(Layout region records)
>> begin

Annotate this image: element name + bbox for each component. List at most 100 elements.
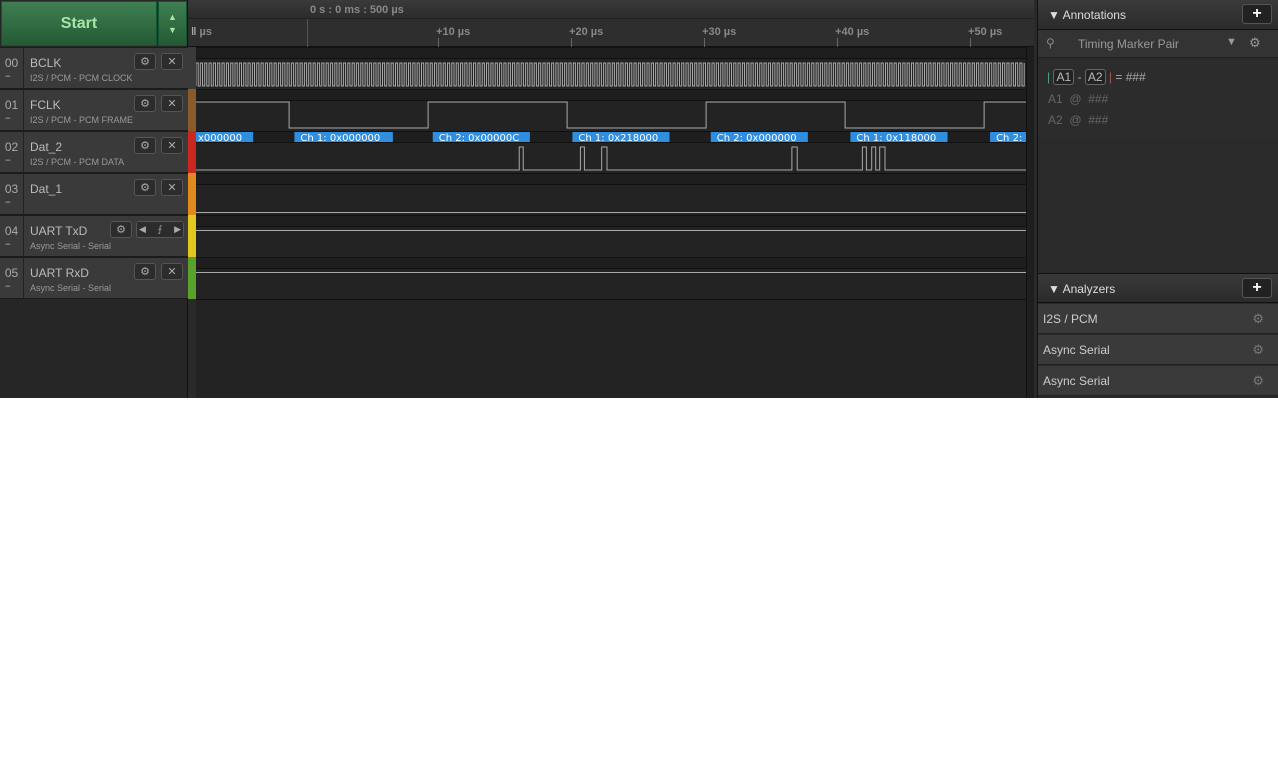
- channel-row[interactable]: 04 ▪▪▪▪ UART TxD Async Serial - Serial ⚙ ◀…: [0, 215, 188, 257]
- channel-settings-button[interactable]: ⚙: [134, 137, 156, 154]
- channel-name[interactable]: UART RxD: [30, 266, 89, 280]
- channel-settings-button[interactable]: ⚙: [134, 53, 156, 70]
- next-edge-icon[interactable]: ▶: [174, 224, 181, 235]
- decode-lane: [196, 216, 1026, 226]
- marker-type-dropdown-icon[interactable]: ▼: [1226, 36, 1237, 48]
- channel-panel: Start ▲ ▼ 00 ▪▪▪▪ BCLK I2S / PCM - PCM CL…: [0, 0, 188, 398]
- decode-lane: [196, 48, 1026, 58]
- add-annotation-button[interactable]: +: [1242, 4, 1272, 24]
- tick-label: +20 µs: [569, 26, 604, 38]
- tick-label: +10 µs: [436, 26, 471, 38]
- marker-type-label: Timing Marker Pair: [1078, 37, 1179, 51]
- channel-row[interactable]: 05 ▪▪▪▪ UART RxD Async Serial - Serial ⚙ ✕: [0, 257, 188, 299]
- channel-number: 01 ▪▪▪▪: [0, 90, 24, 130]
- close-icon: ✕: [167, 266, 177, 278]
- analyzers-header[interactable]: ▼ Analyzers +: [1038, 273, 1278, 303]
- gear-icon[interactable]: ⚙: [1252, 373, 1264, 389]
- drag-handle-icon[interactable]: ▪▪▪▪: [5, 242, 10, 248]
- annotation-type-row[interactable]: ⚲ Timing Marker Pair ▼ ⚙: [1038, 30, 1278, 58]
- time-marker-line: [307, 19, 308, 47]
- analyzer-item[interactable]: I2S / PCM ⚙: [1038, 304, 1278, 334]
- remove-channel-button[interactable]: ✕: [161, 137, 183, 154]
- analyzer-name: I2S / PCM: [1043, 312, 1098, 326]
- remove-channel-button[interactable]: ✕: [161, 179, 183, 196]
- gear-icon[interactable]: ⚙: [1252, 342, 1264, 358]
- channel-settings-button[interactable]: ⚙: [134, 179, 156, 196]
- marker-a2-badge[interactable]: A2: [1084, 69, 1106, 85]
- prev-edge-icon[interactable]: ◀: [139, 224, 146, 235]
- channel-settings-button[interactable]: ⚙: [134, 263, 156, 280]
- remove-channel-button[interactable]: ✕: [161, 53, 183, 70]
- channel-row[interactable]: 03 ▪▪▪▪ Dat_1 ⚙ ✕: [0, 173, 188, 215]
- start-button[interactable]: Start: [1, 1, 157, 46]
- gear-icon[interactable]: ⚙: [1249, 35, 1261, 51]
- close-icon: ✕: [167, 182, 177, 194]
- channel-color-strip: [188, 215, 196, 257]
- channel-analyzer-label: Async Serial - Serial: [30, 241, 112, 251]
- channel-row[interactable]: 00 ▪▪▪▪ BCLK I2S / PCM - PCM CLOCK ⚙ ✕: [0, 47, 188, 89]
- decode-lane: [196, 174, 1026, 184]
- ruler-handle-icon[interactable]: ‖: [191, 26, 196, 38]
- channel-settings-button[interactable]: ⚙: [134, 95, 156, 112]
- channel-name[interactable]: Dat_1: [30, 182, 62, 196]
- channel-name[interactable]: Dat_2: [30, 140, 62, 154]
- decode-label: Ch 2:: [996, 133, 1022, 144]
- close-icon: ✕: [167, 98, 177, 110]
- remove-channel-button[interactable]: ✕: [161, 263, 183, 280]
- duration-row: | A1 - A2 | = ###: [1047, 69, 1146, 85]
- channel-analyzer-label: I2S / PCM - PCM CLOCK: [30, 73, 133, 83]
- channel-name[interactable]: UART TxD: [30, 224, 87, 238]
- drag-handle-icon[interactable]: ▪▪▪▪: [5, 158, 10, 164]
- time-marker-label: 0 s : 0 ms : 500 µs: [310, 4, 404, 16]
- start-options-button[interactable]: ▲ ▼: [158, 1, 187, 46]
- time-ruler[interactable]: 0 s : 0 ms : 500 µs ‖ µs +10 µs +20 µs +30…: [188, 0, 1034, 47]
- a2-label: A2: [1048, 113, 1063, 127]
- channel-row[interactable]: 01 ▪▪▪▪ FCLK I2S / PCM - PCM FRAME ⚙ ✕: [0, 89, 188, 131]
- channel-number-label: 02: [4, 140, 19, 154]
- channel-name[interactable]: BCLK: [30, 56, 61, 70]
- add-analyzer-button[interactable]: +: [1242, 278, 1272, 298]
- drag-handle-icon[interactable]: ▪▪▪▪: [5, 74, 10, 80]
- drag-handle-icon[interactable]: ▪▪▪▪: [5, 284, 10, 290]
- gear-icon: ⚙: [140, 98, 150, 110]
- drag-handle-icon[interactable]: ▪▪▪▪: [5, 116, 10, 122]
- gear-icon[interactable]: ⚙: [1252, 311, 1264, 327]
- channel-color-strip: [188, 173, 196, 215]
- decode-label: Ch 1: 0x218000: [578, 133, 658, 144]
- ruler-left-label: ‖ µs: [191, 26, 212, 38]
- marker-a1-badge[interactable]: A1: [1053, 69, 1075, 85]
- tick-mark: [837, 38, 839, 47]
- drag-handle-icon[interactable]: ▪▪▪▪: [5, 200, 10, 206]
- waveform-area[interactable]: x000000 Ch 1: 0x000000 Ch 2: 0x00000C Ch 1:…: [196, 0, 1026, 398]
- channel-number: 00 ▪▪▪▪: [0, 48, 24, 88]
- duration-value: ###: [1125, 70, 1146, 84]
- close-icon: ✕: [167, 140, 177, 152]
- annotations-header[interactable]: ▼ Annotations +: [1038, 0, 1278, 30]
- edge-icon[interactable]: ⨍: [158, 224, 163, 235]
- channel-name[interactable]: FCLK: [30, 98, 61, 112]
- tick-mark: [438, 38, 440, 47]
- ruler-unit-label: µs: [199, 26, 213, 38]
- gear-icon: ⚙: [140, 266, 150, 278]
- vertical-scrollbar[interactable]: [1026, 47, 1034, 398]
- collapse-triangle-icon: ▼: [1048, 282, 1060, 296]
- gear-icon: ⚙: [140, 140, 150, 152]
- channel-settings-button[interactable]: ⚙: [110, 221, 132, 238]
- a2-value: ###: [1088, 113, 1109, 127]
- edge-navigation[interactable]: ◀ ⨍ ▶: [136, 221, 184, 238]
- channel-row[interactable]: 02 ▪▪▪▪ Dat_2 I2S / PCM - PCM DATA ⚙ ✕: [0, 131, 188, 173]
- analyzer-item[interactable]: Async Serial ⚙: [1038, 366, 1278, 396]
- annotation-values: | A1 - A2 | = ### A1 @ ### A2 @ ###: [1038, 59, 1278, 139]
- remove-channel-button[interactable]: ✕: [161, 95, 183, 112]
- channel-number-label: 00: [4, 56, 19, 70]
- equals-symbol: =: [1115, 70, 1123, 84]
- annotations-title: Annotations: [1062, 8, 1126, 22]
- analyzer-name: Async Serial: [1043, 374, 1110, 388]
- close-icon: ✕: [167, 56, 177, 68]
- channel-color-strip: [188, 89, 196, 131]
- at-symbol: @: [1069, 113, 1082, 127]
- analyzer-item[interactable]: Async Serial ⚙: [1038, 335, 1278, 365]
- decode-label: x000000: [198, 133, 242, 144]
- tick-label: +40 µs: [835, 26, 870, 38]
- decode-lane: [196, 258, 1026, 268]
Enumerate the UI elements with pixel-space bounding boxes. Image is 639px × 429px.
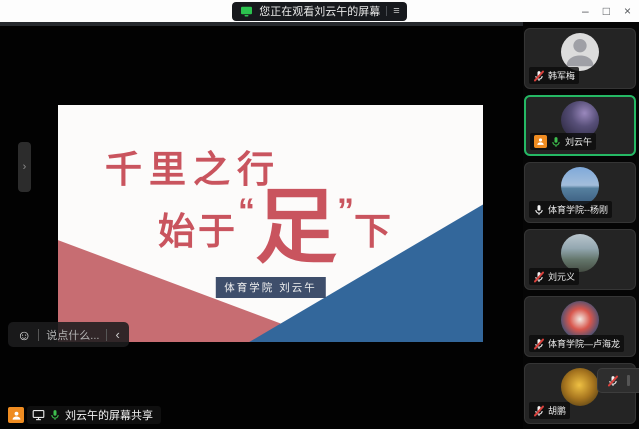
avatar [561,368,599,406]
mic-muted-icon [533,405,545,417]
monitor-icon [32,409,45,421]
close-button[interactable]: × [624,0,631,22]
avatar [561,167,599,205]
notification-text: 您正在观看刘云午的屏幕 [259,3,380,19]
divider [106,329,107,341]
chat-input-placeholder[interactable]: 说点什么... [46,327,99,343]
screen-view-notification[interactable]: 您正在观看刘云午的屏幕 ≡ [232,2,406,21]
emoji-icon[interactable]: ☺ [17,327,31,343]
participant-name-badge: 胡鹏 [529,402,570,419]
close-quote: ” [337,192,354,231]
expand-panel-handle[interactable]: › [18,142,31,192]
host-badge-icon [534,135,547,148]
mic-speaking-icon [550,136,562,148]
chevron-left-icon[interactable]: ‹ [114,327,119,342]
participant-tile[interactable]: 体育学院--杨刚 [524,162,636,223]
share-status-label: 刘云午的屏幕共享 [65,407,153,423]
meeting-content: 千里之行 始于 “ 足 ” 下 体育学院 刘云午 › ☺ 说点什么... ‹ [0,22,639,429]
share-status-pill: 刘云午的屏幕共享 [27,406,161,424]
participant-tile[interactable]: 体育学院—卢海龙 [524,296,636,357]
window-controls: – □ × [582,0,631,22]
mic-muted-icon [533,271,545,283]
participant-tiles: 韩军梅 刘云午 [524,28,636,424]
line2-prefix: 始于 [158,201,238,255]
avatar [561,33,599,71]
line2-suffix: 下 [354,201,394,255]
clipped-icon-edge [627,375,630,386]
participant-name-badge: 体育学院—卢海龙 [529,335,624,352]
screen-share-icon [240,6,253,17]
participant-name: 体育学院—卢海龙 [548,337,620,350]
participants-sidebar: 韩军梅 刘云午 [523,22,639,429]
participant-name-badge: 刘云午 [530,133,596,150]
mic-muted-icon [533,70,545,82]
line2-big-char: 足 [255,189,337,267]
mic-control-popup[interactable] [597,368,639,393]
participant-name-badge: 韩军梅 [529,67,579,84]
mic-muted-icon [533,338,545,350]
slide-author-badge: 体育学院 刘云午 [215,277,325,298]
meeting-window: 您正在观看刘云午的屏幕 ≡ – □ × 千里之行 始于 “ 足 ” 下 [0,0,639,429]
minimize-button[interactable]: – [582,0,589,22]
avatar [561,301,599,339]
mic-on-icon [533,204,545,216]
screen-share-status-bar: 刘云午的屏幕共享 [8,406,161,424]
layout-switch-icon[interactable]: ≡ [393,5,398,17]
title-bar: 您正在观看刘云午的屏幕 ≡ – □ × [0,0,639,22]
divider [38,329,39,341]
open-quote: “ [238,192,255,231]
divider [386,6,387,16]
participant-name: 胡鹏 [548,404,566,417]
participant-tile[interactable]: 刘元义 [524,229,636,290]
participant-name: 韩军梅 [548,69,575,82]
participant-tile[interactable]: 韩军梅 [524,28,636,89]
participant-name: 体育学院--杨刚 [548,203,608,216]
participant-tile-active-speaker[interactable]: 刘云午 [524,95,636,156]
participant-name: 刘云午 [565,135,592,148]
participant-name-badge: 体育学院--杨刚 [529,201,612,218]
avatar [561,234,599,272]
participant-name: 刘元义 [548,270,575,283]
slide-title-line2: 始于 “ 足 ” 下 [158,189,394,267]
mic-muted-icon[interactable] [607,375,619,387]
chat-quick-input[interactable]: ☺ 说点什么... ‹ [8,322,129,347]
chevron-right-icon: › [23,161,27,173]
participant-name-badge: 刘元义 [529,268,579,285]
mic-on-icon [49,409,61,421]
presentation-slide: 千里之行 始于 “ 足 ” 下 体育学院 刘云午 [58,105,483,342]
maximize-button[interactable]: □ [603,0,610,22]
shared-screen-stage: 千里之行 始于 “ 足 ” 下 体育学院 刘云午 › ☺ 说点什么... ‹ [0,22,523,429]
host-badge-icon [8,407,24,423]
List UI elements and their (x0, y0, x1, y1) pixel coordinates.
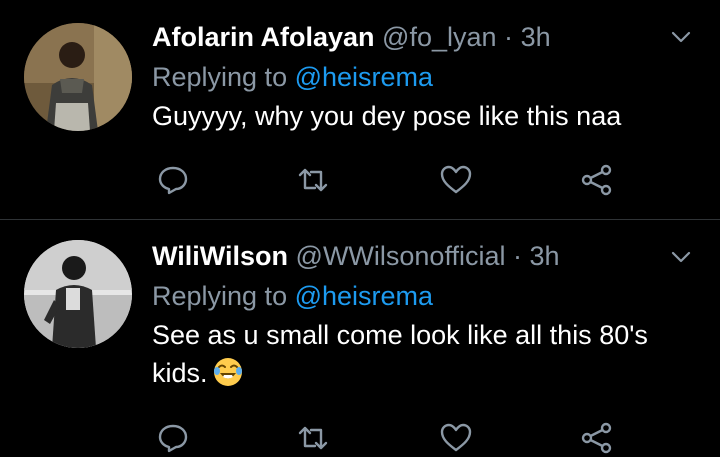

>> end

Select each line of the listing that contains the string "window", and copy those lines.

window-controls: – □ × [582,0,631,22]
meeting-window: 您正在观看刘云午的屏幕 ≡ – □ × 千里之行 始于 “ 足 ” 下 [0,0,639,429]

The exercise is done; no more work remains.